*TASK REQUIREMENTS*. Below are some records. Say how many of their lines contain the string "Policy", and give nothing but the number.

*DATA RECORDS*.
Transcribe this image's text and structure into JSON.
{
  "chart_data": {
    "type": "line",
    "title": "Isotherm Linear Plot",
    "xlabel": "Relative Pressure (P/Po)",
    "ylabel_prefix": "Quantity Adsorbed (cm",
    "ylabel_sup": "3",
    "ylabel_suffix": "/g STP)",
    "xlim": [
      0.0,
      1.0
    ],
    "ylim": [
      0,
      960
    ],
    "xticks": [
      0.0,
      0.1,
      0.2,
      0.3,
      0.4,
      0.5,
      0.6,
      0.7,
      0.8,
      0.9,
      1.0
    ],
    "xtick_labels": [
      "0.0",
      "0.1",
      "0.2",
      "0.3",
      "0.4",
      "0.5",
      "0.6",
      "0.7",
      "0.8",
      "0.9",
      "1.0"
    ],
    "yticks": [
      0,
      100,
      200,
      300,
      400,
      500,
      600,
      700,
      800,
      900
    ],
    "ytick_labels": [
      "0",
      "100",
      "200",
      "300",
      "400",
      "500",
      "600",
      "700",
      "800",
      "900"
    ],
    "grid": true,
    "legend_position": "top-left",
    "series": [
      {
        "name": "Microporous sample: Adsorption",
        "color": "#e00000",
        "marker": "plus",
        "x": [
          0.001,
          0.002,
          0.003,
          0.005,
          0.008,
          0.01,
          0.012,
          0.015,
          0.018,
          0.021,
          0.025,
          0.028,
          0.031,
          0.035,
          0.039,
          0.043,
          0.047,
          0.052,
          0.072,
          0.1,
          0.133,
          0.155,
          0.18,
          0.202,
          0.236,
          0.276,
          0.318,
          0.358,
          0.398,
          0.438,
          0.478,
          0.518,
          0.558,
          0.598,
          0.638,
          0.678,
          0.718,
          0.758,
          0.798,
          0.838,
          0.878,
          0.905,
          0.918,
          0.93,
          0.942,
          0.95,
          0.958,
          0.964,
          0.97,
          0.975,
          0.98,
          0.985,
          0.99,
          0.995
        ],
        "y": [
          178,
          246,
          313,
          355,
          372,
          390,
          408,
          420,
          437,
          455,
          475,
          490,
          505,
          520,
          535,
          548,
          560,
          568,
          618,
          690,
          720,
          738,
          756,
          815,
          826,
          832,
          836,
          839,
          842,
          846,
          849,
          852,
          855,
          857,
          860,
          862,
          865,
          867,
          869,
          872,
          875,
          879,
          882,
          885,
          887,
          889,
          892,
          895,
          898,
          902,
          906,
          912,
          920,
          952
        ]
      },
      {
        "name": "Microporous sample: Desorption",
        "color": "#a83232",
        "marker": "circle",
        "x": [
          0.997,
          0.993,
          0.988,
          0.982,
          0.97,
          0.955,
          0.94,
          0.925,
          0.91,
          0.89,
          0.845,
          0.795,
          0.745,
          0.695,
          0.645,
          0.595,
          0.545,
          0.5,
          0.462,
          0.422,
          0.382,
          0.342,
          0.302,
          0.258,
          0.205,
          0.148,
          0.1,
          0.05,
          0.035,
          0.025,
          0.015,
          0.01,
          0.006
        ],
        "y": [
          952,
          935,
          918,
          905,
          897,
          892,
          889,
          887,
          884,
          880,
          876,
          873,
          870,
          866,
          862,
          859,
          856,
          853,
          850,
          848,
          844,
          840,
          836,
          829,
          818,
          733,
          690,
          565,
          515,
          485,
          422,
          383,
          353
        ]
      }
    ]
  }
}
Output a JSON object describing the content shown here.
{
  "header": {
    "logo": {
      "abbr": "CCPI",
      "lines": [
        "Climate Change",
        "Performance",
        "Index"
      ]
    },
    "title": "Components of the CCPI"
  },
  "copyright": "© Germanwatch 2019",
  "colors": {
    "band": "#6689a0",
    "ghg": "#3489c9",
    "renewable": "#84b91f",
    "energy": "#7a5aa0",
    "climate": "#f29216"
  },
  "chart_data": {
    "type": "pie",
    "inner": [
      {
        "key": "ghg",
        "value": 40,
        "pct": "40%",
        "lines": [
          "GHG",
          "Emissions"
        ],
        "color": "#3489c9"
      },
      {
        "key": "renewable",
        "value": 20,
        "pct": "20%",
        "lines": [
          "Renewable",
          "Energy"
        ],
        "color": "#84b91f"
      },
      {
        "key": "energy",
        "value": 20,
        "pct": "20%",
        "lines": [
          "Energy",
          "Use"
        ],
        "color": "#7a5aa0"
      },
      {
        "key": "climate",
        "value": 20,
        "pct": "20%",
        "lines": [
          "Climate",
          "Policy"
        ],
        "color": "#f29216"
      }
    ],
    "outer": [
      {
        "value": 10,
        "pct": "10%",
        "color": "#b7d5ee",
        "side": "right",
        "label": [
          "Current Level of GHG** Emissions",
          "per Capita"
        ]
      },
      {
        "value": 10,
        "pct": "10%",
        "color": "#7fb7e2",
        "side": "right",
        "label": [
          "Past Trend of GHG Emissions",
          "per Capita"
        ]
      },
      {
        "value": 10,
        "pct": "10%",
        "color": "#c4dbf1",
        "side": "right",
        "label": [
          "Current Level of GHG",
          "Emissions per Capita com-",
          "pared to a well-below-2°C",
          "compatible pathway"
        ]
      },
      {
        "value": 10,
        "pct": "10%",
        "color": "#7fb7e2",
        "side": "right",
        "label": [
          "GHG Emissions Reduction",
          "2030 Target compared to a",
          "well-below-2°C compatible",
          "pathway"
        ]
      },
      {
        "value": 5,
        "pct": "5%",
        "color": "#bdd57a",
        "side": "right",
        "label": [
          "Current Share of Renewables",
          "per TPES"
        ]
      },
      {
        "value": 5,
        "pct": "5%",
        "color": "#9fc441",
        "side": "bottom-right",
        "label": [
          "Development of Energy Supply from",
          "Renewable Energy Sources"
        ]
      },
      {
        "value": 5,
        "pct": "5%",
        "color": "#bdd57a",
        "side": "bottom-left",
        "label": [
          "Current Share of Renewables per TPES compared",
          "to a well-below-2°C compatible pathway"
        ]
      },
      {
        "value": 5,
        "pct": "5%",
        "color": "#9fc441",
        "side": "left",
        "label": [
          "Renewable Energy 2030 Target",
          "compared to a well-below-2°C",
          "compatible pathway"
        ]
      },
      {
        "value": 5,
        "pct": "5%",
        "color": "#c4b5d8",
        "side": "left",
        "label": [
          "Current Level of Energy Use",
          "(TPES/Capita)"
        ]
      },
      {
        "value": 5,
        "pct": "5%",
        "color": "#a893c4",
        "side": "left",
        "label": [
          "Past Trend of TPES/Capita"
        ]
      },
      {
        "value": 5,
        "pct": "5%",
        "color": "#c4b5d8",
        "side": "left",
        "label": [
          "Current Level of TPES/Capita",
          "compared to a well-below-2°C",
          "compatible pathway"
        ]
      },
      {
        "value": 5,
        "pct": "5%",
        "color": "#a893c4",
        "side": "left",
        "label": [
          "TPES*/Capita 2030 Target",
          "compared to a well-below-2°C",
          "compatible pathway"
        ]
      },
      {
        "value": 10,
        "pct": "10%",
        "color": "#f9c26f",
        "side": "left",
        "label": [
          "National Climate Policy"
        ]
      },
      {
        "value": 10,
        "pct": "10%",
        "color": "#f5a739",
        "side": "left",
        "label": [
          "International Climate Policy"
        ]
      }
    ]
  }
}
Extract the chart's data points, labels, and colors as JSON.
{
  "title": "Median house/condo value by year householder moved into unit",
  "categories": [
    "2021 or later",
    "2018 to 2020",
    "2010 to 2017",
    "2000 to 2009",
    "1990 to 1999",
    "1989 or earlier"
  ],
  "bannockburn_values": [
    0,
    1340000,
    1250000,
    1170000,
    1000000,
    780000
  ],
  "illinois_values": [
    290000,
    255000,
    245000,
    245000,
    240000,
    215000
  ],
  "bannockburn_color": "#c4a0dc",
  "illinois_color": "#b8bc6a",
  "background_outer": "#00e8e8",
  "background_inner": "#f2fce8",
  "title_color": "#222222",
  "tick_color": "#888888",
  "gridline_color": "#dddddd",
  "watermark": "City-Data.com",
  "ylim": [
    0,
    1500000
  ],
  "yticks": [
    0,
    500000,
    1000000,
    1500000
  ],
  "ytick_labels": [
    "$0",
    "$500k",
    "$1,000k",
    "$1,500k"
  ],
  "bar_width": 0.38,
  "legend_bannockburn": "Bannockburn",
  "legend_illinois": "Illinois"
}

*SOLUTION TO THE PROBLEM*. 3